Data records:
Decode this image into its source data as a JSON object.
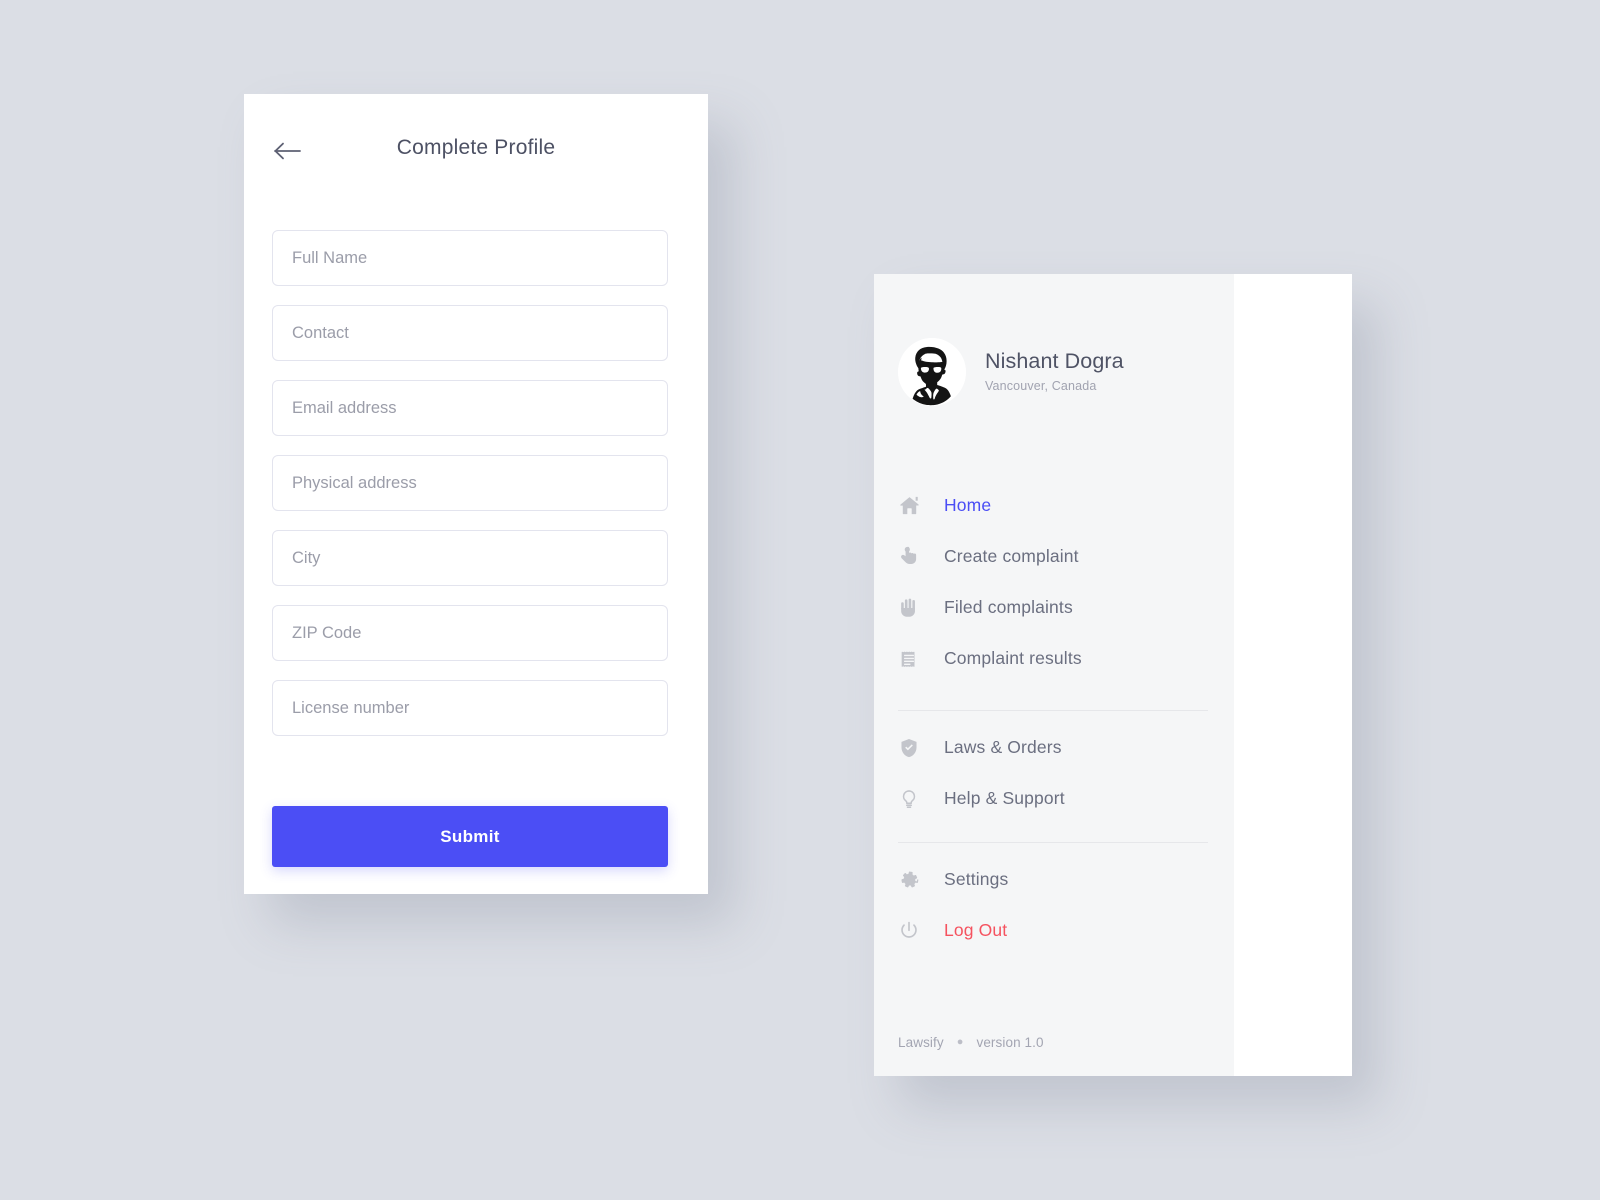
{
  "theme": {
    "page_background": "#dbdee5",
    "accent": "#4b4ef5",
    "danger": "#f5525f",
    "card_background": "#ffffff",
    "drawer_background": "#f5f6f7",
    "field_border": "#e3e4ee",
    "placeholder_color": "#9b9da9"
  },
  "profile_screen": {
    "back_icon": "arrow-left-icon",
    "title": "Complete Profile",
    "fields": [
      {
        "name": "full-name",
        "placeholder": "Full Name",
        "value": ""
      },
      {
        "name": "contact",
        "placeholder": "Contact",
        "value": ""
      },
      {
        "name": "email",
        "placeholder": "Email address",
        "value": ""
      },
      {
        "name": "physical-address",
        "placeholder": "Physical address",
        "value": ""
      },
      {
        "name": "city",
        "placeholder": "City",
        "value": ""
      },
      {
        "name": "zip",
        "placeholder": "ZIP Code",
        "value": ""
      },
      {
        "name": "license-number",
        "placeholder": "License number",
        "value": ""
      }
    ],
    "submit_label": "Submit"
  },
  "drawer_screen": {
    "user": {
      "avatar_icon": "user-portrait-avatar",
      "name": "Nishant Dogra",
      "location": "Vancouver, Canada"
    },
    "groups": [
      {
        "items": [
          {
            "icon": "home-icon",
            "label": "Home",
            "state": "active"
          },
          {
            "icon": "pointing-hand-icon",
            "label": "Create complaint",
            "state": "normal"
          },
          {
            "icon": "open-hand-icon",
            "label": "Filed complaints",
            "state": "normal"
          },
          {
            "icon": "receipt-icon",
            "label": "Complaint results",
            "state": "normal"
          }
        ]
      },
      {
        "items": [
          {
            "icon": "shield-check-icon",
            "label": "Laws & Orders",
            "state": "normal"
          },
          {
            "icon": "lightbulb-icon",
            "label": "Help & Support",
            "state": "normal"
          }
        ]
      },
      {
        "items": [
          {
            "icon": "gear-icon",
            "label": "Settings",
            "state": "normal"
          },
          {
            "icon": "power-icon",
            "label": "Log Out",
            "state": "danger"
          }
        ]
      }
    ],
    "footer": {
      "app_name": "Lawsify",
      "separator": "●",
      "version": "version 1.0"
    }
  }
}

- Task requirements -
Extract every line from the records above that contains the word "address".

- Output of the exercise -
        "placeholder": "Email address",
        "name": "physical-address",
        "placeholder": "Physical address",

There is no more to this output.